[Dataset entries]
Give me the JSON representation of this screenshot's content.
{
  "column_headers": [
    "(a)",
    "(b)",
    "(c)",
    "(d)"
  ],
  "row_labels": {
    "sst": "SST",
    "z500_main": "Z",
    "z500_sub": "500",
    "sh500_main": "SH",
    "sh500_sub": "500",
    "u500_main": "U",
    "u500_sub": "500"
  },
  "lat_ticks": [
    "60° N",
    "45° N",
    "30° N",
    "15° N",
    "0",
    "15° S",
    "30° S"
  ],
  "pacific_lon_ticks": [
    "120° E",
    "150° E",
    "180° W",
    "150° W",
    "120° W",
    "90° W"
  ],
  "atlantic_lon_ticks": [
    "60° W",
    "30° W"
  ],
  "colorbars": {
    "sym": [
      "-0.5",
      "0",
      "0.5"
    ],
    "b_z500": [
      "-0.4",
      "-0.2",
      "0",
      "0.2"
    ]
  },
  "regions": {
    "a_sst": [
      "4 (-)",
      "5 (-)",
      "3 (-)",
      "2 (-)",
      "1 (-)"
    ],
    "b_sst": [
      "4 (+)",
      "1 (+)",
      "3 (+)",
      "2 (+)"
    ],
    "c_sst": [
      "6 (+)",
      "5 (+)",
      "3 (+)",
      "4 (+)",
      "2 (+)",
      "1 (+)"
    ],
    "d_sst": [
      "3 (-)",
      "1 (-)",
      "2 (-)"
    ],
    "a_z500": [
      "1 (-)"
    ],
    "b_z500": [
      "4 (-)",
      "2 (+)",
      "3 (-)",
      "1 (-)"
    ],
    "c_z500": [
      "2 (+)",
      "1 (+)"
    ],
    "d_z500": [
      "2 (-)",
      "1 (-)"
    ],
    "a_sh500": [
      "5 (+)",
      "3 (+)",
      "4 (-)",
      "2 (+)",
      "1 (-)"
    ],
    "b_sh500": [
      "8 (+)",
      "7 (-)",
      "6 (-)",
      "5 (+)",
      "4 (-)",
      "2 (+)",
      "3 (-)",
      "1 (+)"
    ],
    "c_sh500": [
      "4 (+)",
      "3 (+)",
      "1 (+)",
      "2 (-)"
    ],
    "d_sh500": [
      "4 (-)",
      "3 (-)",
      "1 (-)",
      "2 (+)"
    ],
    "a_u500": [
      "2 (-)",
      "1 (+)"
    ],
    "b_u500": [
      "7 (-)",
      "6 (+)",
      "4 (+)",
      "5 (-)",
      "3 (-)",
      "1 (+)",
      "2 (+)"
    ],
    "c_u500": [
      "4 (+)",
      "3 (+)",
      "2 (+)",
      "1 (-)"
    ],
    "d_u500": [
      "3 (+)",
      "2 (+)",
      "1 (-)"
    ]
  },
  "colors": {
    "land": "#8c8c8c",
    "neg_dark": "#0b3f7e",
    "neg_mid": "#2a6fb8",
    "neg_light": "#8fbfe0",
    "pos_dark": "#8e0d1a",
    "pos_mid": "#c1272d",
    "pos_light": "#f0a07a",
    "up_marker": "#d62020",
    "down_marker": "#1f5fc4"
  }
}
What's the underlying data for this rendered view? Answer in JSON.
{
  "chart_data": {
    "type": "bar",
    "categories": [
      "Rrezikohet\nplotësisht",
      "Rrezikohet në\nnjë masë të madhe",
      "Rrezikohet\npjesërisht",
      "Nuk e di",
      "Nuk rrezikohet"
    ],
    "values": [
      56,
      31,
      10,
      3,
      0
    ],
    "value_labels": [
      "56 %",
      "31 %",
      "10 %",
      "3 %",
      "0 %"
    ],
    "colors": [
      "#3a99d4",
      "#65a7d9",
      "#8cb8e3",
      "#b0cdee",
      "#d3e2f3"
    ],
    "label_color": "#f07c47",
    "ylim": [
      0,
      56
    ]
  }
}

» **Exercise instructions**
Identify all lines in the records above with the word "this".

» **Response below**
Give me the JSON representation of this screenshot's content.
What's the underlying data for this rendered view? Answer in JSON.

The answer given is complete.